## Exercise goal
What is the number of lines holding the word "name"? Write that number and nothing else.

## Dataset
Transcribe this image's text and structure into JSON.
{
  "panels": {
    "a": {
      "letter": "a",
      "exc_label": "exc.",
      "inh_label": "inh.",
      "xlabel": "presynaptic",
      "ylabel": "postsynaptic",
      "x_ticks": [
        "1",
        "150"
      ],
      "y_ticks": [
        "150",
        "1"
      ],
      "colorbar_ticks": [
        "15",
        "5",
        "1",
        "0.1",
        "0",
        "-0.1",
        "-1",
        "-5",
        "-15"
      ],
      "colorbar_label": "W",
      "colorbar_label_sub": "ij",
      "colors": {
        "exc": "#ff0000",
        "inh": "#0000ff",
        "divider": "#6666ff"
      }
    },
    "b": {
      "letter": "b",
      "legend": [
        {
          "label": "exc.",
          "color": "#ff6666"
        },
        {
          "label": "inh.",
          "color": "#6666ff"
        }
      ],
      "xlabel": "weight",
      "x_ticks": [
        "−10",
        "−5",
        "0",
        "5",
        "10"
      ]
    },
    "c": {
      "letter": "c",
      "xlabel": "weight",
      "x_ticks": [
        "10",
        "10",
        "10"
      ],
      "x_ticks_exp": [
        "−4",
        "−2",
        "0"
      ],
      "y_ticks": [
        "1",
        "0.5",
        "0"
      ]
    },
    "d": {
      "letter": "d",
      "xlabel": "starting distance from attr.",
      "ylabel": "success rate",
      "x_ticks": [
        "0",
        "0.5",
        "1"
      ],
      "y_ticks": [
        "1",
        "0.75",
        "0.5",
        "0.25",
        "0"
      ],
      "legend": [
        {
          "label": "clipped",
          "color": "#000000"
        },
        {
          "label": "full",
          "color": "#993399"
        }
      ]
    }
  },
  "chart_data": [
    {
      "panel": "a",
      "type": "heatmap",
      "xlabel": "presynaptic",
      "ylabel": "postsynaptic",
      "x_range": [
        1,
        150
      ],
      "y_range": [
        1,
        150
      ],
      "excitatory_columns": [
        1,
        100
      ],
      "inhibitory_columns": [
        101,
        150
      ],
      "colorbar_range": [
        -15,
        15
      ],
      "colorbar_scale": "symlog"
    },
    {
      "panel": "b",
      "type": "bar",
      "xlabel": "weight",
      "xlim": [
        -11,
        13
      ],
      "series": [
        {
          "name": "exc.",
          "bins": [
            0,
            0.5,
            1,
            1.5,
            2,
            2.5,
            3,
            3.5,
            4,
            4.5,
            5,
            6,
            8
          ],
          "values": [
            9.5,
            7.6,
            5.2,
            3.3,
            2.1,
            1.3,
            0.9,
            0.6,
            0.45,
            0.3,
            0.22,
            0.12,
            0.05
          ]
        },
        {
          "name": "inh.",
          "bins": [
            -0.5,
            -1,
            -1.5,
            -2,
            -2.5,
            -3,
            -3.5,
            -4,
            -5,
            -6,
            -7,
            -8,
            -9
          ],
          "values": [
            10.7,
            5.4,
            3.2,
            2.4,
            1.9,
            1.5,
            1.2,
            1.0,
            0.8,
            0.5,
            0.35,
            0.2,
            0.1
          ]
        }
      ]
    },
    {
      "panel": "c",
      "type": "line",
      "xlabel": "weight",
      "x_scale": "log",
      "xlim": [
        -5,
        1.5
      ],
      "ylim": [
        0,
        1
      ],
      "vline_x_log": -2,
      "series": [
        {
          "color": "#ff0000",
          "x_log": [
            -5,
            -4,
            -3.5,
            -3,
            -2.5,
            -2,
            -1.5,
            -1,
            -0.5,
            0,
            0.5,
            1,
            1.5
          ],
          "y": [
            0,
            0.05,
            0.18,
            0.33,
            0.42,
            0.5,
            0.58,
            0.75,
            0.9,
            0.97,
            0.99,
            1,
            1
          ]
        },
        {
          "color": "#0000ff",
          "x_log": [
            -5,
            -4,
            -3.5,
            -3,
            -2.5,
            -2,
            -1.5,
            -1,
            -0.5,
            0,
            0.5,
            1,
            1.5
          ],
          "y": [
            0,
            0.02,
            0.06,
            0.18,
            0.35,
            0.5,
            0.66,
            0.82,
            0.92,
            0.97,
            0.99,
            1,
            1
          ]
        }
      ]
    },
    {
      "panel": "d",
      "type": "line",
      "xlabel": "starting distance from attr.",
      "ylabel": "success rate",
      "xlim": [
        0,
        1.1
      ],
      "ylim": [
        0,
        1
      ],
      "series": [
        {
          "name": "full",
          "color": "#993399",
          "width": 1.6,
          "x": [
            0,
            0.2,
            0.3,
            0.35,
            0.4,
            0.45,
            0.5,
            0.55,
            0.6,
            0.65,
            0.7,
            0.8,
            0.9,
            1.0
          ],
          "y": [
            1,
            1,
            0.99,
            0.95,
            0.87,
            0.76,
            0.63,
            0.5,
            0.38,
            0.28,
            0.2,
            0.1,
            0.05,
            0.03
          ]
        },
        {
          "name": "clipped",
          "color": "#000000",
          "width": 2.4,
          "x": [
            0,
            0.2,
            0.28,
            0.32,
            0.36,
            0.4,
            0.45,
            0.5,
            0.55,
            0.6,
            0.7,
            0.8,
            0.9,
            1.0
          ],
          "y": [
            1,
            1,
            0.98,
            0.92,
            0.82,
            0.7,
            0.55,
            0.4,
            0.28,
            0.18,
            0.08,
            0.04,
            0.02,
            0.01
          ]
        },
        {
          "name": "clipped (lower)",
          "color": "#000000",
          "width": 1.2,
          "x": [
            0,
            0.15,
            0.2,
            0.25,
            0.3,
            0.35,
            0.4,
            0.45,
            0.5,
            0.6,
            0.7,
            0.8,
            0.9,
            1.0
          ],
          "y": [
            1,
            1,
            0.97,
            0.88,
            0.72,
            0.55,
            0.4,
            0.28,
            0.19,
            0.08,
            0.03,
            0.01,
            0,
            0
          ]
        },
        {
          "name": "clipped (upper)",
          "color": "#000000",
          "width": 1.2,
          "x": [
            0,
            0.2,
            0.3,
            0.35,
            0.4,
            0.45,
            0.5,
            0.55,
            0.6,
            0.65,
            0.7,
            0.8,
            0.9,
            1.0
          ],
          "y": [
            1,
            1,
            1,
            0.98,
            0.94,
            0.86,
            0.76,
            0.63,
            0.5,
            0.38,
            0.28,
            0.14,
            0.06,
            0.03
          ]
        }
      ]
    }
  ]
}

## Answer to this problem
6